- [Saved entries]

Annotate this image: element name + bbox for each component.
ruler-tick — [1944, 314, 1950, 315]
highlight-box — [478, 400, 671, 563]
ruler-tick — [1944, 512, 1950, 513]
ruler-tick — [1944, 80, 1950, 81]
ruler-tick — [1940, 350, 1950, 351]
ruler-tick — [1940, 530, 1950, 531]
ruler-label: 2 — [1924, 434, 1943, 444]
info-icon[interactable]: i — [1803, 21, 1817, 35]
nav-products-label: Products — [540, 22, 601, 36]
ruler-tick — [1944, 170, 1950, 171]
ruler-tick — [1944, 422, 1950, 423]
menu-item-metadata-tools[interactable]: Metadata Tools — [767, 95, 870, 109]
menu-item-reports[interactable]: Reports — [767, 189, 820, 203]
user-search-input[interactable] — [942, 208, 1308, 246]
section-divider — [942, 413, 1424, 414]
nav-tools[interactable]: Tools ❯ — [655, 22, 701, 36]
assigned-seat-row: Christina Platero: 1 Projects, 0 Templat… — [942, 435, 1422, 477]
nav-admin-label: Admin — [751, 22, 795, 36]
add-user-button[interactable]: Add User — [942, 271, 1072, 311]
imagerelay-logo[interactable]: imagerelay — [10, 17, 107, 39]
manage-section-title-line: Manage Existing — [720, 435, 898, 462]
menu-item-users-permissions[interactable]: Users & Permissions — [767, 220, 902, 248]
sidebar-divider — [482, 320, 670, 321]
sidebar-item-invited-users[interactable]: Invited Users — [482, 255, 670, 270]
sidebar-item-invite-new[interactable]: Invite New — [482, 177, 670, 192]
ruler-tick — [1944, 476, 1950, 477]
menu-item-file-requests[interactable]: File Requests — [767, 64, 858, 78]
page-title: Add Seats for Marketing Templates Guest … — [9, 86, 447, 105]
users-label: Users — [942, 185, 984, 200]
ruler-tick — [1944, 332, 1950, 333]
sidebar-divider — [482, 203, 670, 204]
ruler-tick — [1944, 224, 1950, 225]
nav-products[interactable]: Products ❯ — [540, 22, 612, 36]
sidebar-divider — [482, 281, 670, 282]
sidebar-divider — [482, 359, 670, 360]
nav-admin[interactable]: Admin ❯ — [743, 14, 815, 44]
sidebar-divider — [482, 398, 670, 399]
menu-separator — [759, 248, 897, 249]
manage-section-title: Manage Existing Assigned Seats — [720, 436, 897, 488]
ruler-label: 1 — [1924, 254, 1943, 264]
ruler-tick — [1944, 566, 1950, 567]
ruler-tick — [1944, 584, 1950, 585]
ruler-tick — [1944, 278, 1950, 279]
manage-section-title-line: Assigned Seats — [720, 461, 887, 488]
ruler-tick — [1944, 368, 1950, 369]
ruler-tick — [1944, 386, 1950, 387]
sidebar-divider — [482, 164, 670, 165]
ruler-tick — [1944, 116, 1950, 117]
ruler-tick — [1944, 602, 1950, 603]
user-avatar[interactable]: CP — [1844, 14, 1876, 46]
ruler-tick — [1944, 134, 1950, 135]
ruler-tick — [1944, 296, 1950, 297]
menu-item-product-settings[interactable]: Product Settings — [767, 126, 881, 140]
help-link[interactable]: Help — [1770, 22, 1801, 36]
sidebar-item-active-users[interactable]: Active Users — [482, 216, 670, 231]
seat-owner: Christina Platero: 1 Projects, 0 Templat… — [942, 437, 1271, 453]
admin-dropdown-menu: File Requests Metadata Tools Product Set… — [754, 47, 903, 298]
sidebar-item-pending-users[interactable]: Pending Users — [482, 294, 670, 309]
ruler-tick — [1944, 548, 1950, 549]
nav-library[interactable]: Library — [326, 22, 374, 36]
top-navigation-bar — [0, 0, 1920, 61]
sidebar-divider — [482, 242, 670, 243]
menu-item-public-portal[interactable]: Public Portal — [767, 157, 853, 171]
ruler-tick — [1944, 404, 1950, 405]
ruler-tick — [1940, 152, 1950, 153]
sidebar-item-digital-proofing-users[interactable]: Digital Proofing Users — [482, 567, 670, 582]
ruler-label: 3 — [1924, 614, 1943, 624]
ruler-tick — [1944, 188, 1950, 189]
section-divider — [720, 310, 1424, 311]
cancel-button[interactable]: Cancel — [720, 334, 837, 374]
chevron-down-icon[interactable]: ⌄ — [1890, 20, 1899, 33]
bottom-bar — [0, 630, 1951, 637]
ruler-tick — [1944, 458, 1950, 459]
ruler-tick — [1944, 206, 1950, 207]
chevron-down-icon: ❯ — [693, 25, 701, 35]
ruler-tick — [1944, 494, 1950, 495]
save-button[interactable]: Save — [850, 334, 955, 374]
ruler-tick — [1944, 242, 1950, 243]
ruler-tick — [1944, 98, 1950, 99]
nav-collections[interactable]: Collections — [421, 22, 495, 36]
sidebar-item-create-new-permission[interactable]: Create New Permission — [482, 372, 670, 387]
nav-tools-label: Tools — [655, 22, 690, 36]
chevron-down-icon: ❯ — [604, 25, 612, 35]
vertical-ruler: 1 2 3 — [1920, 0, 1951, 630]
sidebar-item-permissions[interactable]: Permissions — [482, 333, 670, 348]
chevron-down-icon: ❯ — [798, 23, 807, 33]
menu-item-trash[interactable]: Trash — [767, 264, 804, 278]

- [Stated exercise] Please copy out the records word for word, starting at the very beginning and ending with the line that contains "nav-admin[interactable]: Admin ❯", that line included.

- [Written answer]
Annotate this image: element name + bbox for each component.
ruler-tick — [1944, 314, 1950, 315]
highlight-box — [478, 400, 671, 563]
ruler-tick — [1944, 512, 1950, 513]
ruler-tick — [1944, 80, 1950, 81]
ruler-tick — [1940, 350, 1950, 351]
ruler-tick — [1940, 530, 1950, 531]
ruler-label: 2 — [1924, 434, 1943, 444]
info-icon[interactable]: i — [1803, 21, 1817, 35]
nav-products-label: Products — [540, 22, 601, 36]
ruler-tick — [1944, 170, 1950, 171]
ruler-tick — [1944, 422, 1950, 423]
menu-item-metadata-tools[interactable]: Metadata Tools — [767, 95, 870, 109]
menu-item-reports[interactable]: Reports — [767, 189, 820, 203]
user-search-input[interactable] — [942, 208, 1308, 246]
section-divider — [942, 413, 1424, 414]
nav-tools[interactable]: Tools ❯ — [655, 22, 701, 36]
assigned-seat-row: Christina Platero: 1 Projects, 0 Templat… — [942, 435, 1422, 477]
nav-admin-label: Admin — [751, 22, 795, 36]
add-user-button[interactable]: Add User — [942, 271, 1072, 311]
imagerelay-logo[interactable]: imagerelay — [10, 17, 107, 39]
manage-section-title-line: Manage Existing — [720, 435, 898, 462]
menu-item-users-permissions[interactable]: Users & Permissions — [767, 220, 902, 248]
sidebar-divider — [482, 320, 670, 321]
sidebar-item-invited-users[interactable]: Invited Users — [482, 255, 670, 270]
sidebar-item-invite-new[interactable]: Invite New — [482, 177, 670, 192]
ruler-tick — [1944, 476, 1950, 477]
menu-item-file-requests[interactable]: File Requests — [767, 64, 858, 78]
page-title: Add Seats for Marketing Templates Guest … — [9, 86, 447, 105]
users-label: Users — [942, 185, 984, 200]
ruler-tick — [1944, 332, 1950, 333]
sidebar-divider — [482, 203, 670, 204]
ruler-tick — [1944, 224, 1950, 225]
nav-products[interactable]: Products ❯ — [540, 22, 612, 36]
sidebar-divider — [482, 281, 670, 282]
sidebar-divider — [482, 359, 670, 360]
nav-admin[interactable]: Admin ❯ — [743, 14, 815, 44]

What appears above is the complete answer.